Look through the material below. Copy each line that contains the string "this".

[Rows from a figure dataset]
──────

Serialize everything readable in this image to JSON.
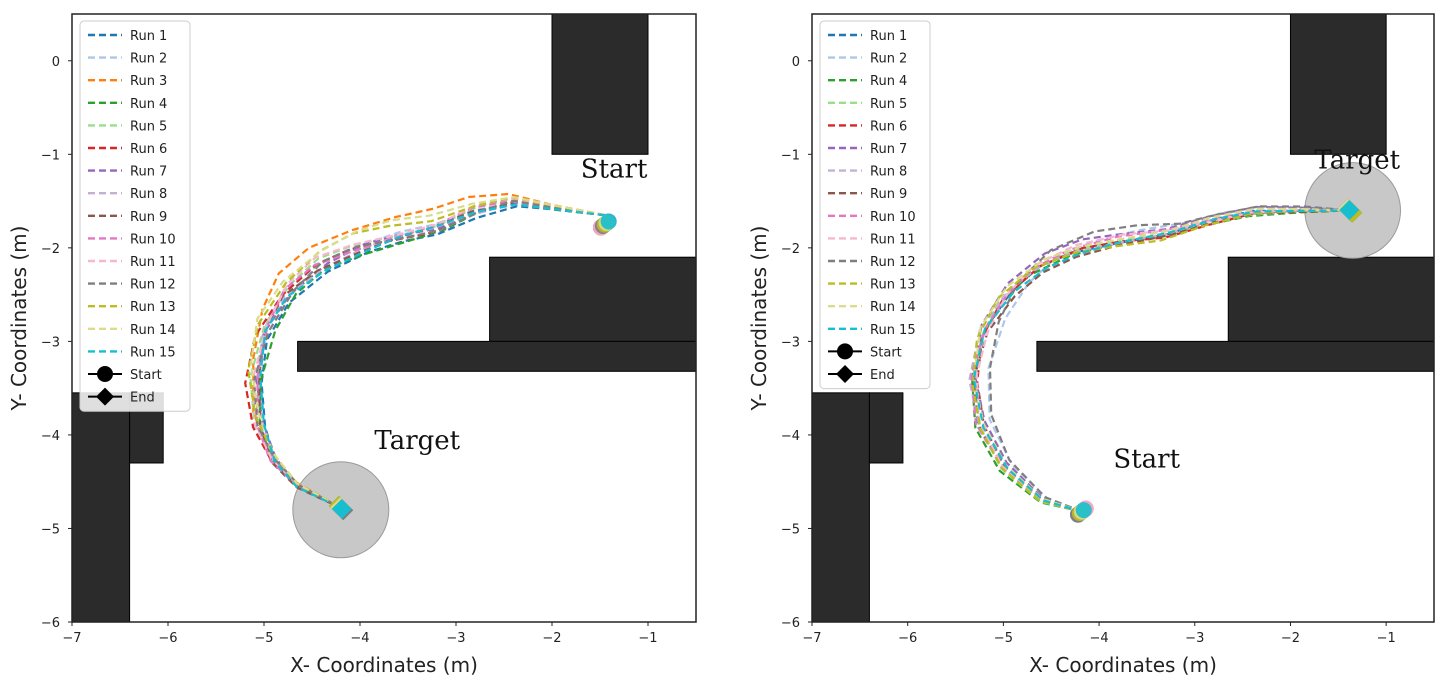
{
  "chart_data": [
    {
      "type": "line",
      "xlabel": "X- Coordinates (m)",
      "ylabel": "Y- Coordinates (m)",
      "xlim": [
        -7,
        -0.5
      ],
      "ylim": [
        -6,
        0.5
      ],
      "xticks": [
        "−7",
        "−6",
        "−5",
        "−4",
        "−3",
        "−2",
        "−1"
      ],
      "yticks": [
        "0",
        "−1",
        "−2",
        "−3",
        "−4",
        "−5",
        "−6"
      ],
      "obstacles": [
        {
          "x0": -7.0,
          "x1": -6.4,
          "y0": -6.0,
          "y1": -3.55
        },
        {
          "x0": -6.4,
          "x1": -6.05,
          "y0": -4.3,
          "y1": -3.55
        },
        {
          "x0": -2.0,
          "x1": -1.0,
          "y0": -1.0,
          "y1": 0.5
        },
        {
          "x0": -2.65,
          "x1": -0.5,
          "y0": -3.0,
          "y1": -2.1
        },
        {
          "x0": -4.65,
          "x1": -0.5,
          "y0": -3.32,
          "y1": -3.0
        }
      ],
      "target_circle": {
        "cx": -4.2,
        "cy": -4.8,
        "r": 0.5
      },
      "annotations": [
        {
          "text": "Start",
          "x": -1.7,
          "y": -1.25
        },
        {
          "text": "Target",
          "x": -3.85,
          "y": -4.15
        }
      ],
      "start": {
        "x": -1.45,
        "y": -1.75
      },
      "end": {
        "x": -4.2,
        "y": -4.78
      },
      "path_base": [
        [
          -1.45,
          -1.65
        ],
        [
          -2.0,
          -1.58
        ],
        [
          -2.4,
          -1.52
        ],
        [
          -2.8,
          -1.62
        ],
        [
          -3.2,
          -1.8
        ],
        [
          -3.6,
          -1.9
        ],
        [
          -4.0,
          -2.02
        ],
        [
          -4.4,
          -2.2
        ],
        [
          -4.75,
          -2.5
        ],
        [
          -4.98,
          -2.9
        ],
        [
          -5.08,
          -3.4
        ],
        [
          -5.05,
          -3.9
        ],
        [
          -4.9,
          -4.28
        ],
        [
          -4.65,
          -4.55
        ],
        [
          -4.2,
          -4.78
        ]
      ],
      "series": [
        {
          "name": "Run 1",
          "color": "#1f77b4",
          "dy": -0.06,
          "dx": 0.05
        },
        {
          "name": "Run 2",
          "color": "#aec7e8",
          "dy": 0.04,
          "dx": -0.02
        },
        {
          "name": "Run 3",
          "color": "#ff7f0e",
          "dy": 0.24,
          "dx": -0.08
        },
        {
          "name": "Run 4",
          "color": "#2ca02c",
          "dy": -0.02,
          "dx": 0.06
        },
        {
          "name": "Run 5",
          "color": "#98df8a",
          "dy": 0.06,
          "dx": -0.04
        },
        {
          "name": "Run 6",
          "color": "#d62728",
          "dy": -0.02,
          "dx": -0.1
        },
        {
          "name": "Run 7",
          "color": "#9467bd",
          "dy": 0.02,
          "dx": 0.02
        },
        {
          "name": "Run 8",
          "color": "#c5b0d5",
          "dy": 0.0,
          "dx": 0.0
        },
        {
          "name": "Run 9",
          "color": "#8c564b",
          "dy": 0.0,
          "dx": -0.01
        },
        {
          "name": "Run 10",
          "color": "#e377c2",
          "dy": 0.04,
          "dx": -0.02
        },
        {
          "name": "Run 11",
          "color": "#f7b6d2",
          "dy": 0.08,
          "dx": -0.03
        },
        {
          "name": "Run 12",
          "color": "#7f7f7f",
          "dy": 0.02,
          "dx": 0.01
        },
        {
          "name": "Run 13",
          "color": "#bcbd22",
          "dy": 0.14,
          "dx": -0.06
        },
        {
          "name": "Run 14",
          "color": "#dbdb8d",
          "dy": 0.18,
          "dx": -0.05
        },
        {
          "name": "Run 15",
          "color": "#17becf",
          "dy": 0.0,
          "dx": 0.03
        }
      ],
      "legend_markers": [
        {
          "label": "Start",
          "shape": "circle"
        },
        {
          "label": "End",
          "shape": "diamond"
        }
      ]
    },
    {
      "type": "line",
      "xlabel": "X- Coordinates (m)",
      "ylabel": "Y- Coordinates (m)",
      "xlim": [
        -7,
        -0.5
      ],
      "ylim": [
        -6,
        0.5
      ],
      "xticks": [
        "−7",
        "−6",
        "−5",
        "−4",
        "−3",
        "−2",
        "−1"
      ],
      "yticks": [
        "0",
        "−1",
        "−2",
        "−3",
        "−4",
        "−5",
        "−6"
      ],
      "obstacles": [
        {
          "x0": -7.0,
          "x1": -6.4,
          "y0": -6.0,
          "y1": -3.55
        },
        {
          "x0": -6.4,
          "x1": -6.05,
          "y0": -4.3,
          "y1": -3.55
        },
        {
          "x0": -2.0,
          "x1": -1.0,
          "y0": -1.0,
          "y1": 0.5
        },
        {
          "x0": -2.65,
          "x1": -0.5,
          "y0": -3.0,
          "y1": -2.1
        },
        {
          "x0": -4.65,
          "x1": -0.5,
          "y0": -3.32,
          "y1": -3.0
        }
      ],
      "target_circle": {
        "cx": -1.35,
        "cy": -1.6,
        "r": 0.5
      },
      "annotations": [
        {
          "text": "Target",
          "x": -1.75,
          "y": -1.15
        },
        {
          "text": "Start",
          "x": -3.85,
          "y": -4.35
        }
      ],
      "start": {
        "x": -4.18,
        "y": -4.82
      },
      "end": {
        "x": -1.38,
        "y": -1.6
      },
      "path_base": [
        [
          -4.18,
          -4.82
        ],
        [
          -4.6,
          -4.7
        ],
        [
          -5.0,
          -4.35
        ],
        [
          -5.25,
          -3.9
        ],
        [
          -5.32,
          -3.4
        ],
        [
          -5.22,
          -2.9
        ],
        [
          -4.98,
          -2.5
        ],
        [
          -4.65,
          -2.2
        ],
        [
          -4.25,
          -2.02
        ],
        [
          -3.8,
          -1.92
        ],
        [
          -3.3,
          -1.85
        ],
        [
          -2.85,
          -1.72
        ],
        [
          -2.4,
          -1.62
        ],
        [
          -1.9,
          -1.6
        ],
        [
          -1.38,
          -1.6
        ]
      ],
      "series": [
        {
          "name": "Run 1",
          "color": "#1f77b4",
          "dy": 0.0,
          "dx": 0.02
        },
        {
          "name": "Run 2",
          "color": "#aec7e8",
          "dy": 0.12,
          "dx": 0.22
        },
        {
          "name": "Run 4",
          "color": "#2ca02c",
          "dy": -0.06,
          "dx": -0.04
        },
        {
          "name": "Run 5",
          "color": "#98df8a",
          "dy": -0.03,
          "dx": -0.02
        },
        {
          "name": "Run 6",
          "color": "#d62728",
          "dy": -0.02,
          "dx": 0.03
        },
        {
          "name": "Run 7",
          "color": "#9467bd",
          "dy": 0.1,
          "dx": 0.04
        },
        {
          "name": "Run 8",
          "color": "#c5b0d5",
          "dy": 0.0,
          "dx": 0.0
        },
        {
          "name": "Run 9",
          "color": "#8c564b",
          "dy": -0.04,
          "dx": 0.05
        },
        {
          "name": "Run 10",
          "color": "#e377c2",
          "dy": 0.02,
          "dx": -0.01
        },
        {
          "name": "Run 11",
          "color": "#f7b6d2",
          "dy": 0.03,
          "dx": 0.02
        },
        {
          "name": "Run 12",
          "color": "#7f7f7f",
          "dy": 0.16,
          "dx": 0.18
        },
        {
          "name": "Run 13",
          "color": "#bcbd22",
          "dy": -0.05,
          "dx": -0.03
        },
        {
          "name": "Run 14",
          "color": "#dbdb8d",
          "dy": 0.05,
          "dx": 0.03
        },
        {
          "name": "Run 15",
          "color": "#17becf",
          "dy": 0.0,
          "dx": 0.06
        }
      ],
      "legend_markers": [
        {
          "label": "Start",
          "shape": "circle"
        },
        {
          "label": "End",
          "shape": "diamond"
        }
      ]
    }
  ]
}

──────

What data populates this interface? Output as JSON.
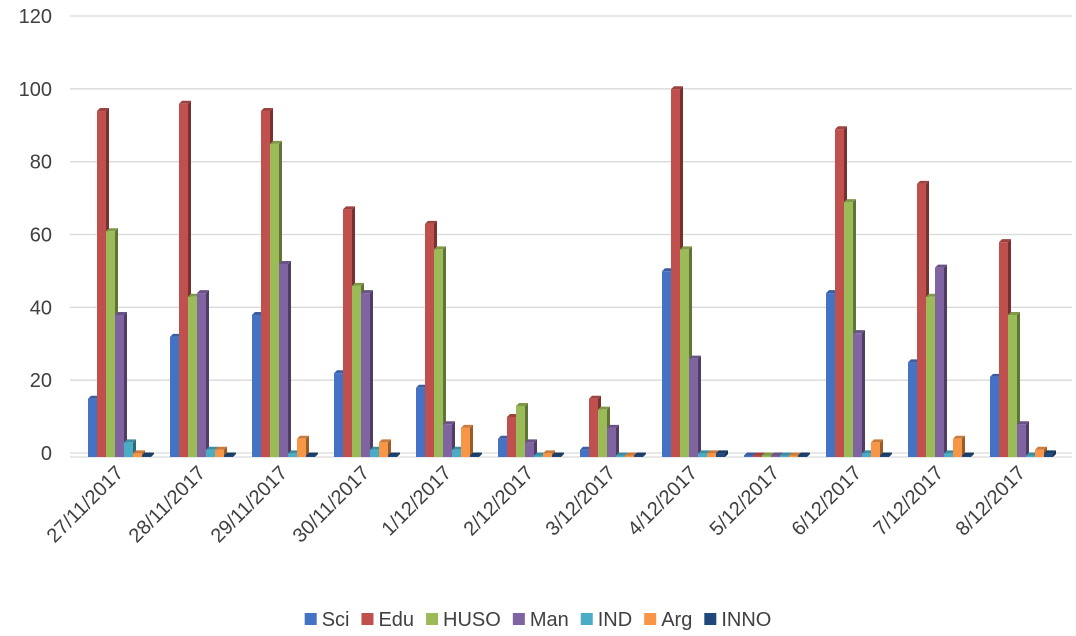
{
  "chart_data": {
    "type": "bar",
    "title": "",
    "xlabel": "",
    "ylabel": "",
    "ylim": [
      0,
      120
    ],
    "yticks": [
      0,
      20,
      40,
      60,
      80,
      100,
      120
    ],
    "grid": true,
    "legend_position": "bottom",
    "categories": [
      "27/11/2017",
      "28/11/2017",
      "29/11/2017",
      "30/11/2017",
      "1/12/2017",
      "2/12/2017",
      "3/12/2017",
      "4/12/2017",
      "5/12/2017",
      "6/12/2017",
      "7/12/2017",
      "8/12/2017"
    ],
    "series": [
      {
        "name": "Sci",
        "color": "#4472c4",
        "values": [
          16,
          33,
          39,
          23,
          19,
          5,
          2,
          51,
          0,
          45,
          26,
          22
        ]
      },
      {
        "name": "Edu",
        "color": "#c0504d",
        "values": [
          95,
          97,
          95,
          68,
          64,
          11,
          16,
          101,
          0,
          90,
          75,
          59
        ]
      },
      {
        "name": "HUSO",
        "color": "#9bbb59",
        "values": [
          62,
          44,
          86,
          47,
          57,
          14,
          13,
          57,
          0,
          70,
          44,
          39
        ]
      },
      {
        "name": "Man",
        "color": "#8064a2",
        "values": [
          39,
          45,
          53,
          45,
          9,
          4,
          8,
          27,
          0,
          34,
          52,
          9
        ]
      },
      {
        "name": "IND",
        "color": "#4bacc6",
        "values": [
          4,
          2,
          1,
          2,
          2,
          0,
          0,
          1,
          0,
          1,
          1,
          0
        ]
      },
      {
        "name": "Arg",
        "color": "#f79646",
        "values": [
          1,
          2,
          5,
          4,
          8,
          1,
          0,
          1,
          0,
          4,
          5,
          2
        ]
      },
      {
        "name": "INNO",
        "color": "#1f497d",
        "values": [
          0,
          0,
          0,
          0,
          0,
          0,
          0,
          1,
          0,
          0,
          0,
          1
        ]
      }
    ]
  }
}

──────

FINAL ANSWER:
Serialize everything readable in this image to JSON.
What data populates this interface? Output as JSON.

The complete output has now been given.